___ Data extract

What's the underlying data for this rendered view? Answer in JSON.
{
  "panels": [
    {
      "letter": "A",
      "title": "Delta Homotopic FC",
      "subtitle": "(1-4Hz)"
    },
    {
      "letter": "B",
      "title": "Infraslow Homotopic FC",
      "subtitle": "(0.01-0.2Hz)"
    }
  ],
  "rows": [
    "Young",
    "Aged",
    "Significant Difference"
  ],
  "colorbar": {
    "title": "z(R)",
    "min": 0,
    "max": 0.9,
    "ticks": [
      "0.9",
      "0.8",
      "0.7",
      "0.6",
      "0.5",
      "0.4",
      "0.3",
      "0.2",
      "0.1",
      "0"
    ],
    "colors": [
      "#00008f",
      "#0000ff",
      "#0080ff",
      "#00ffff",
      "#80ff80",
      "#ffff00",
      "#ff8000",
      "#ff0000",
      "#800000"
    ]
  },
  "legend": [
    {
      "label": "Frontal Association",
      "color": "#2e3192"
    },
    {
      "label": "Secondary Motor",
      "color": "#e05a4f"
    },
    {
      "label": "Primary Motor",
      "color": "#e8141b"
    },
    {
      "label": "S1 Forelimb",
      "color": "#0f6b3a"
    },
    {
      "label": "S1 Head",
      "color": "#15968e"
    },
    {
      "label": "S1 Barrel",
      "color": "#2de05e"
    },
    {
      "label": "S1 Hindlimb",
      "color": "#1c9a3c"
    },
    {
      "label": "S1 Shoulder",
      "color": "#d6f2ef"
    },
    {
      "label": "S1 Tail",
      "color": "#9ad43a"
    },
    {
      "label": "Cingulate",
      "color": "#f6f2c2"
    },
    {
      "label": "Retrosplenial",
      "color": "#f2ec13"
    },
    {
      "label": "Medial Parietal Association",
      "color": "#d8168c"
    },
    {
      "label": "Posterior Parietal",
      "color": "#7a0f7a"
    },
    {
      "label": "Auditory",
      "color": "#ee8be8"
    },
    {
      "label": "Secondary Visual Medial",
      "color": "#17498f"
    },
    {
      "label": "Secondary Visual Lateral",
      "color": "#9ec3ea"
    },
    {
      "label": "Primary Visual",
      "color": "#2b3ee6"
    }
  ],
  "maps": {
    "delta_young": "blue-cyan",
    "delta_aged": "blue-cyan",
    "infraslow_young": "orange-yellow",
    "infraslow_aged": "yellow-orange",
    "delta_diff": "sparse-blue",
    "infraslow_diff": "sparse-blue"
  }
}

______

• **Goal**: Looking at the data above, how many lines hold the word "blue"? Respond with the number alone.

• **Written answer**: 4